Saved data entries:
(begin)

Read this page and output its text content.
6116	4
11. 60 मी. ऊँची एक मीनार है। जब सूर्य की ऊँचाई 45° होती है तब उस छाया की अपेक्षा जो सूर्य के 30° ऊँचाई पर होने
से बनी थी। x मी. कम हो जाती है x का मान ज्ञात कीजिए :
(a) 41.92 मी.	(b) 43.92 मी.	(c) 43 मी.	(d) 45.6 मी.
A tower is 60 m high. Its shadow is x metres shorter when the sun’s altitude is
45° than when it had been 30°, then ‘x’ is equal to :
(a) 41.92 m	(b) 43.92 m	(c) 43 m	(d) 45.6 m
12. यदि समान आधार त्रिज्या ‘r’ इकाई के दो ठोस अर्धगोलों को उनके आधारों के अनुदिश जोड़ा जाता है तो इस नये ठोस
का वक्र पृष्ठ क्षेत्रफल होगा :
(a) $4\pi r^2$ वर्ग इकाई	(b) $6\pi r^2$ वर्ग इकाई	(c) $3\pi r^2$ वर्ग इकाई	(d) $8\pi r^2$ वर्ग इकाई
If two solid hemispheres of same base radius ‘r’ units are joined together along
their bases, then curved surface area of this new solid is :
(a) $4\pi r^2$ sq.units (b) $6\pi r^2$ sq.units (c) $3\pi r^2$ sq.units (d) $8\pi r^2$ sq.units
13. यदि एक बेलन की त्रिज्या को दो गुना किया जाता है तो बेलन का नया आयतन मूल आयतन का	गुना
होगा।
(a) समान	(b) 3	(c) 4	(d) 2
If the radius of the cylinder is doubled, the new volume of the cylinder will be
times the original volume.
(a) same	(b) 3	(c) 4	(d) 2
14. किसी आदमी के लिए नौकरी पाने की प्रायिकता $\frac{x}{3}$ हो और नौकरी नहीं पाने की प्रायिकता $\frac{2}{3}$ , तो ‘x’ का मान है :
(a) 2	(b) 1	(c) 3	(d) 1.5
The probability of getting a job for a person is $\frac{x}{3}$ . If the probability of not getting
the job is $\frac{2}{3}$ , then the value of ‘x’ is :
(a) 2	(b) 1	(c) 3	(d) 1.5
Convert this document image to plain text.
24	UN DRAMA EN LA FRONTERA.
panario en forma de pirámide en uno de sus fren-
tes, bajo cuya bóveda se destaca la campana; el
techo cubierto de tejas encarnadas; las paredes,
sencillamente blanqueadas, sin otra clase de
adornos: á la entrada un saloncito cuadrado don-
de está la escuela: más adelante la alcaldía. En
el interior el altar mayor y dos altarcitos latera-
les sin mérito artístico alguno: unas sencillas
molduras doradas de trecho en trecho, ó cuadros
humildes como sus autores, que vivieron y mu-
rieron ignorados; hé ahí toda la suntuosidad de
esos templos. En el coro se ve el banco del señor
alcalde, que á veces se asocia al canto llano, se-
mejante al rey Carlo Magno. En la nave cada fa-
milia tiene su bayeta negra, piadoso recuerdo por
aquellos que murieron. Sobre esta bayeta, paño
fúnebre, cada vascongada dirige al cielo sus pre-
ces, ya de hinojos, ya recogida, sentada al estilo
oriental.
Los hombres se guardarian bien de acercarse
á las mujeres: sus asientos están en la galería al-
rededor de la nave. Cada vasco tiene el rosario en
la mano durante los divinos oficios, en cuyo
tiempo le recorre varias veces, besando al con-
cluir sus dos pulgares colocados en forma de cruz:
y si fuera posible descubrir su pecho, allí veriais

(end)

Goal: Look through the listing above and count the lines where the string "volume" appears. Report the number only.

Task result: 2